WORK TO COMPLETE |
Go through the data below and gather each line containing "выбрать".

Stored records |
START

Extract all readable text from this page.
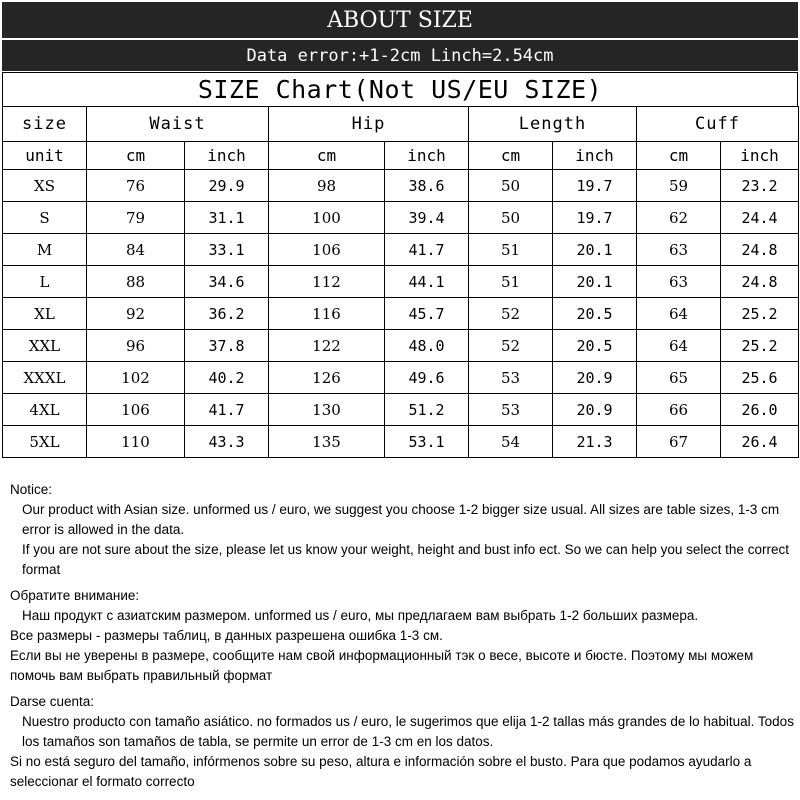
ABOUT SIZE
Data error:+1-2cm Linch=2.54cm
SIZE Chart(Not US/EU SIZE)
size	Waist		Hip		Length		Cuff	
unit	cm	inch	cm	inch	cm	inch	cm	inch
XS	76	29.9	98	38.6	50	19.7	59	23.2
S	79	31.1	100	39.4	50	19.7	62	24.4
M	84	33.1	106	41.7	51	20.1	63	24.8
L	88	34.6	112	44.1	51	20.1	63	24.8
XL	92	36.2	116	45.7	52	20.5	64	25.2
XXL	96	37.8	122	48.0	52	20.5	64	25.2
XXXL	102	40.2	126	49.6	53	20.9	65	25.6
4XL	106	41.7	130	51.2	53	20.9	66	26.0
5XL	110	43.3	135	53.1	54	21.3	67	26.4

Notice:

Our product with Asian size. unformed us / euro, we suggest you choose 1-2 bigger size usual. All sizes are table sizes, 1-3 cm error is allowed in the data.

If you are not sure about the size, please let us know your weight, height and bust info ect. So we can help you select the correct format

Обратите внимание:

Наш продукт с азиатским размером. unformed us / euro, мы предлагаем вам выбрать 1-2 больших размера.

Все размеры - размеры таблиц, в данных разрешена ошибка 1-3 см.

Если вы не уверены в размере, сообщите нам свой информационный тэк о весе, высоте и бюсте. Поэтому мы можем помочь вам выбрать правильный формат

Darse cuenta:

Nuestro producto con tamaño asiático. no formados us / euro, le sugerimos que elija 1-2 tallas más grandes de lo habitual. Todos los tamaños son tamaños de tabla, se permite un error de 1-3 cm en los datos.

Si no está seguro del tamaño, infórmenos sobre su peso, altura e información sobre el busto. Para que podamos ayudarlo a seleccionar el formato correcto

END

REPLY |
Наш продукт с азиатским размером. unformed us / euro, мы предлагаем вам выбрать 1-2 больших размера.
Если вы не уверены в размере, сообщите нам свой информационный тэк о весе, высоте и бюсте. Поэтому мы можем помочь вам выбрать правильный формат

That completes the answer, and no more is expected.